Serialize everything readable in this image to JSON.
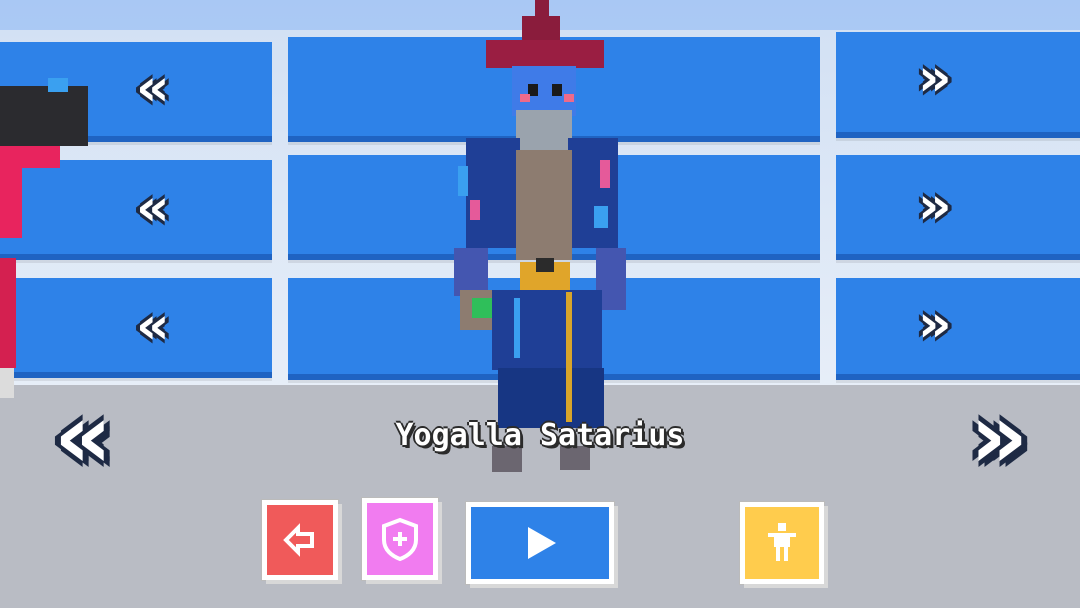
{
  "character": {
    "name": "Yogalla Satarius"
  },
  "controls": {
    "prev_icon": "chevron-left",
    "next_icon": "chevron-right",
    "exit_icon": "exit-arrow-icon",
    "shield_icon": "shield-icon",
    "play_icon": "play-icon",
    "avatar_icon": "person-icon"
  },
  "wall_arrows": {
    "left": "«",
    "right": "»"
  },
  "colors": {
    "wall_panel": "#2e82e8",
    "exit_button": "#f05a5a",
    "shield_button": "#f17cf0",
    "play_button": "#2e82e8",
    "avatar_button": "#ffcc4d"
  }
}
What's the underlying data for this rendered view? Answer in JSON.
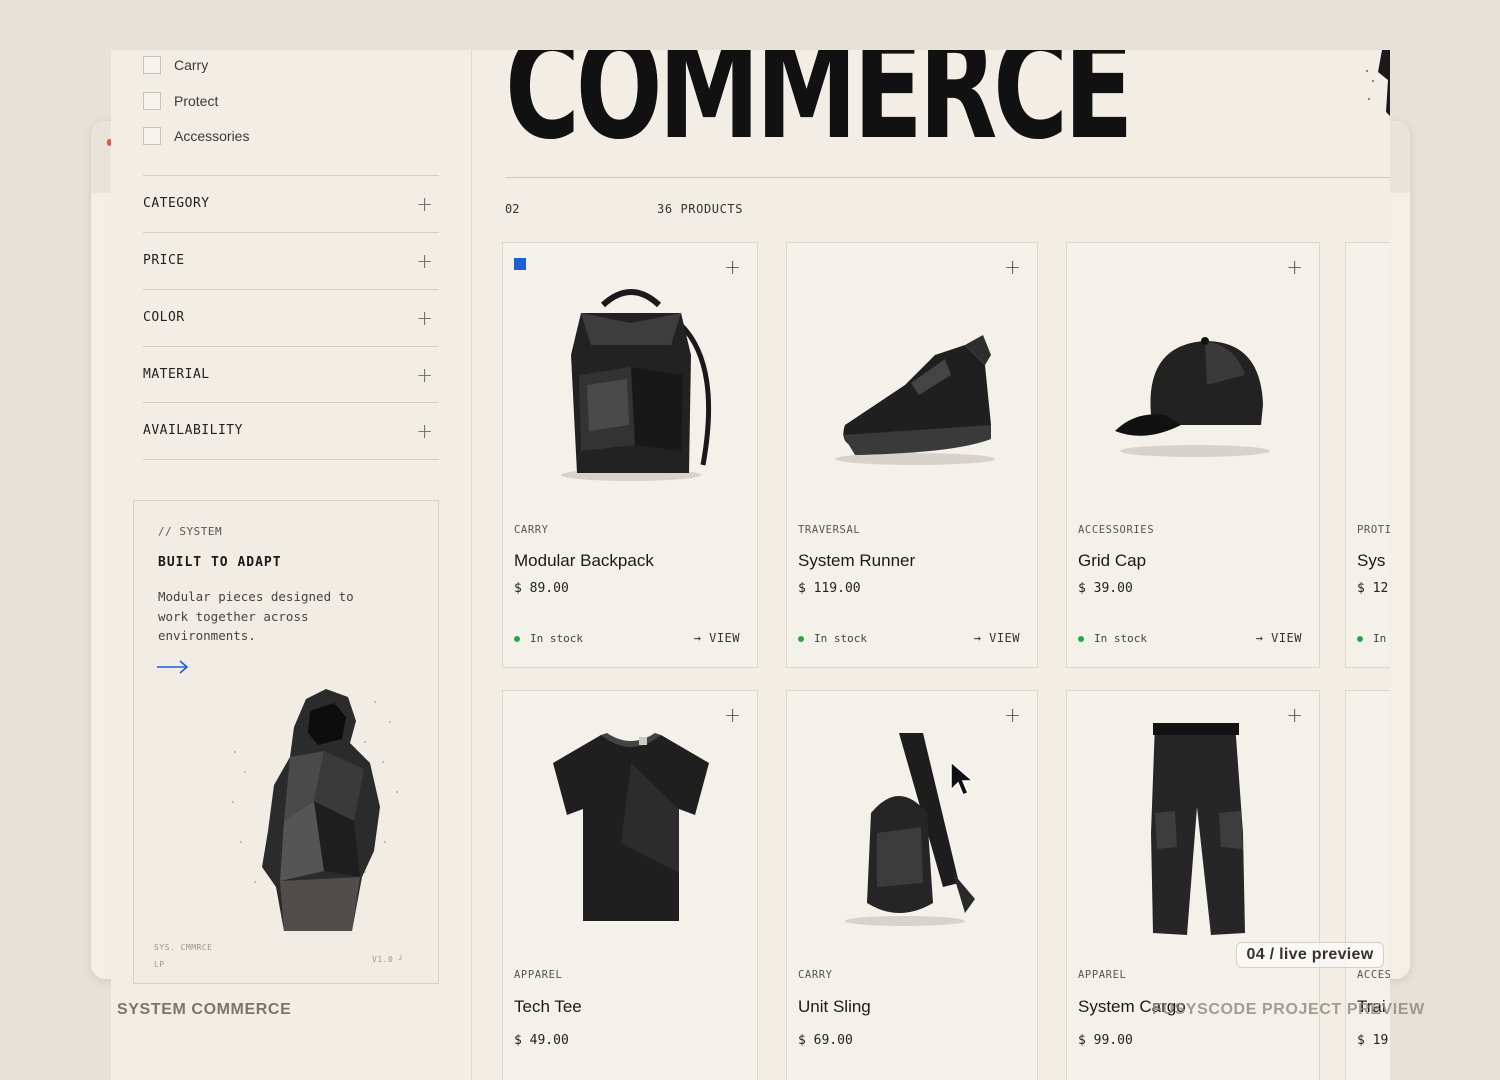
{
  "sidebar": {
    "checkboxes": [
      {
        "label": "Carry",
        "checked": false
      },
      {
        "label": "Protect",
        "checked": false
      },
      {
        "label": "Accessories",
        "checked": false
      }
    ],
    "filters": [
      "CATEGORY",
      "PRICE",
      "COLOR",
      "MATERIAL",
      "AVAILABILITY"
    ],
    "filter_icon": "plus-icon",
    "promo": {
      "tag": "// SYSTEM",
      "title": "BUILT TO ADAPT",
      "description": "Modular pieces designed to work together across environments.",
      "footer_left": "SYS. CMMRCE",
      "footer_left_2": "LP",
      "footer_right": "V1.0 ┘"
    }
  },
  "hero": {
    "title": "COMMERCE"
  },
  "listing": {
    "section_number": "02",
    "product_count": "36 PRODUCTS"
  },
  "products": [
    {
      "category": "CARRY",
      "name": "Modular Backpack",
      "price": "$ 89.00",
      "stock": "In stock",
      "view": "VIEW",
      "selected": true
    },
    {
      "category": "TRAVERSAL",
      "name": "System Runner",
      "price": "$ 119.00",
      "stock": "In stock",
      "view": "VIEW"
    },
    {
      "category": "ACCESSORIES",
      "name": "Grid Cap",
      "price": "$ 39.00",
      "stock": "In stock",
      "view": "VIEW"
    },
    {
      "category": "PROTI",
      "name": "Sys",
      "price": "$ 12",
      "stock": "In",
      "view": ""
    },
    {
      "category": "APPAREL",
      "name": "Tech Tee",
      "price": "$ 49.00"
    },
    {
      "category": "CARRY",
      "name": "Unit Sling",
      "price": "$ 69.00"
    },
    {
      "category": "APPAREL",
      "name": "System Cargo",
      "price": "$ 99.00"
    },
    {
      "category": "ACCES",
      "name": "Trai",
      "price": "$ 19"
    }
  ],
  "colors": {
    "accent": "#1f5fd6",
    "in_stock": "#28a745",
    "background": "#f2eee6"
  },
  "overlay": {
    "badge": "04 / live preview",
    "caption_left": "SYSTEM COMMERCE",
    "caption_right": "FUSYSCODE PROJECT PREVIEW"
  }
}
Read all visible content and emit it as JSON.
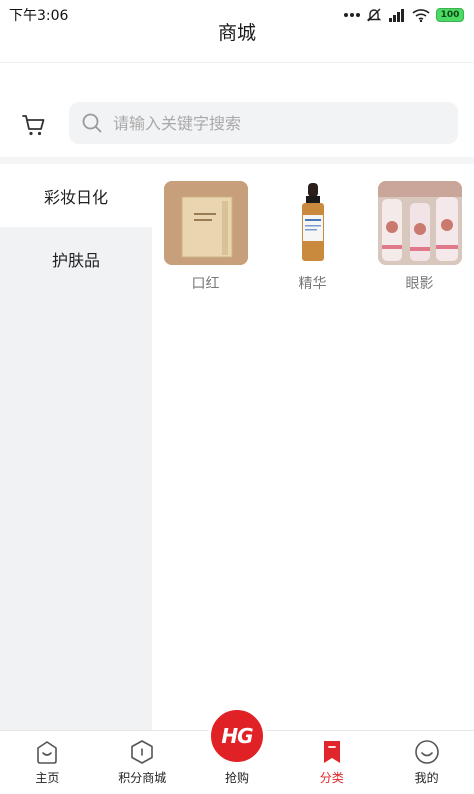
{
  "status_bar": {
    "time": "下午3:06",
    "battery": "100"
  },
  "header": {
    "title": "商城"
  },
  "search": {
    "placeholder": "请输入关键字搜索"
  },
  "categories": [
    {
      "label": "彩妆日化",
      "active": true
    },
    {
      "label": "护肤品",
      "active": false
    }
  ],
  "products": [
    {
      "name": "口红",
      "icon": "product-box-image"
    },
    {
      "name": "精华",
      "icon": "serum-bottle-image"
    },
    {
      "name": "眼影",
      "icon": "cosmetic-jars-image"
    }
  ],
  "tabs": [
    {
      "label": "主页",
      "icon": "home-bag-icon",
      "active": false
    },
    {
      "label": "积分商城",
      "icon": "hexagon-icon",
      "active": false
    },
    {
      "label": "抢购",
      "icon": "hg-logo",
      "badge_text": "HG",
      "active": false
    },
    {
      "label": "分类",
      "icon": "bookmark-icon",
      "active": true
    },
    {
      "label": "我的",
      "icon": "smile-icon",
      "active": false
    }
  ],
  "colors": {
    "accent": "#e0262a",
    "sidebar_bg": "#f1f2f4"
  }
}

• • • •

- Required task -
Write the records out once more, exactly as they appear, with no pictures.

- Answer to this exercise -
Serialize everything readable in this image to JSON.
{
  "character": {
    "name": "Yogalla Satarius"
  },
  "controls": {
    "prev_icon": "chevron-left",
    "next_icon": "chevron-right",
    "exit_icon": "exit-arrow-icon",
    "shield_icon": "shield-icon",
    "play_icon": "play-icon",
    "avatar_icon": "person-icon"
  },
  "wall_arrows": {
    "left": "«",
    "right": "»"
  },
  "colors": {
    "wall_panel": "#2e82e8",
    "exit_button": "#f05a5a",
    "shield_button": "#f17cf0",
    "play_button": "#2e82e8",
    "avatar_button": "#ffcc4d"
  }
}
What's the underlying data for this rendered view? Answer in JSON.
{
  "sidebar": {
    "checkboxes": [
      {
        "label": "Carry",
        "checked": false
      },
      {
        "label": "Protect",
        "checked": false
      },
      {
        "label": "Accessories",
        "checked": false
      }
    ],
    "filters": [
      "CATEGORY",
      "PRICE",
      "COLOR",
      "MATERIAL",
      "AVAILABILITY"
    ],
    "filter_icon": "plus-icon",
    "promo": {
      "tag": "// SYSTEM",
      "title": "BUILT TO ADAPT",
      "description": "Modular pieces designed to work together across environments.",
      "footer_left": "SYS. CMMRCE",
      "footer_left_2": "LP",
      "footer_right": "V1.0 ┘"
    }
  },
  "hero": {
    "title": "COMMERCE"
  },
  "listing": {
    "section_number": "02",
    "product_count": "36 PRODUCTS"
  },
  "products": [
    {
      "category": "CARRY",
      "name": "Modular Backpack",
      "price": "$ 89.00",
      "stock": "In stock",
      "view": "VIEW",
      "selected": true
    },
    {
      "category": "TRAVERSAL",
      "name": "System Runner",
      "price": "$ 119.00",
      "stock": "In stock",
      "view": "VIEW"
    },
    {
      "category": "ACCESSORIES",
      "name": "Grid Cap",
      "price": "$ 39.00",
      "stock": "In stock",
      "view": "VIEW"
    },
    {
      "category": "PROTI",
      "name": "Sys",
      "price": "$ 12",
      "stock": "In",
      "view": ""
    },
    {
      "category": "APPAREL",
      "name": "Tech Tee",
      "price": "$ 49.00"
    },
    {
      "category": "CARRY",
      "name": "Unit Sling",
      "price": "$ 69.00"
    },
    {
      "category": "APPAREL",
      "name": "System Cargo",
      "price": "$ 99.00"
    },
    {
      "category": "ACCES",
      "name": "Trai",
      "price": "$ 19"
    }
  ],
  "colors": {
    "accent": "#1f5fd6",
    "in_stock": "#28a745",
    "background": "#f2eee6"
  },
  "overlay": {
    "badge": "04 / live preview",
    "caption_left": "SYSTEM COMMERCE",
    "caption_right": "FUSYSCODE PROJECT PREVIEW"
  }
}
Read all visible content and emit it as JSON.
{
  "status_bar": {
    "time": "下午3:06",
    "battery": "100"
  },
  "header": {
    "title": "商城"
  },
  "search": {
    "placeholder": "请输入关键字搜索"
  },
  "categories": [
    {
      "label": "彩妆日化",
      "active": true
    },
    {
      "label": "护肤品",
      "active": false
    }
  ],
  "products": [
    {
      "name": "口红",
      "icon": "product-box-image"
    },
    {
      "name": "精华",
      "icon": "serum-bottle-image"
    },
    {
      "name": "眼影",
      "icon": "cosmetic-jars-image"
    }
  ],
  "tabs": [
    {
      "label": "主页",
      "icon": "home-bag-icon",
      "active": false
    },
    {
      "label": "积分商城",
      "icon": "hexagon-icon",
      "active": false
    },
    {
      "label": "抢购",
      "icon": "hg-logo",
      "badge_text": "HG",
      "active": false
    },
    {
      "label": "分类",
      "icon": "bookmark-icon",
      "active": true
    },
    {
      "label": "我的",
      "icon": "smile-icon",
      "active": false
    }
  ],
  "colors": {
    "accent": "#e0262a",
    "sidebar_bg": "#f1f2f4"
  }
}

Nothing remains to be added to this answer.